• _What is needed_:
Your task is to give the number of lines in the listing that include "Freshman", and nothing else.

• _Source material_:
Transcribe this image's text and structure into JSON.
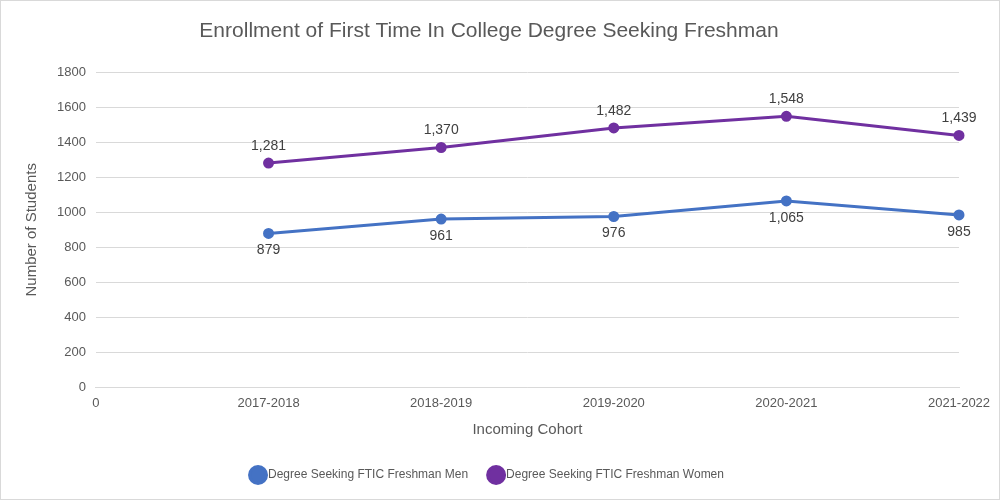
{
  "chart_data": {
    "type": "line",
    "title": "Enrollment of First Time In College Degree Seeking Freshman",
    "x_label": "Incoming Cohort",
    "y_label": "Number of Students",
    "categories": [
      "0",
      "2017-2018",
      "2018-2019",
      "2019-2020",
      "2020-2021",
      "2021-2022"
    ],
    "series": [
      {
        "name": "Degree Seeking FTIC Freshman Men",
        "color": "#4472c4",
        "marker": "circle",
        "values": [
          null,
          879,
          961,
          976,
          1065,
          985
        ],
        "value_labels": [
          null,
          "879",
          "961",
          "976",
          "1,065",
          "985"
        ]
      },
      {
        "name": "Degree Seeking FTIC Freshman Women",
        "color": "#7030a0",
        "marker": "circle",
        "values": [
          null,
          1281,
          1370,
          1482,
          1548,
          1439
        ],
        "value_labels": [
          null,
          "1,281",
          "1,370",
          "1,482",
          "1,548",
          "1,439"
        ]
      }
    ],
    "ylim": [
      0,
      1800
    ],
    "yticks": [
      0,
      200,
      400,
      600,
      800,
      1000,
      1200,
      1400,
      1600,
      1800
    ],
    "grid": true,
    "legend": "bottom",
    "data_labels": true
  }
}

• _Result for this exercise_:
3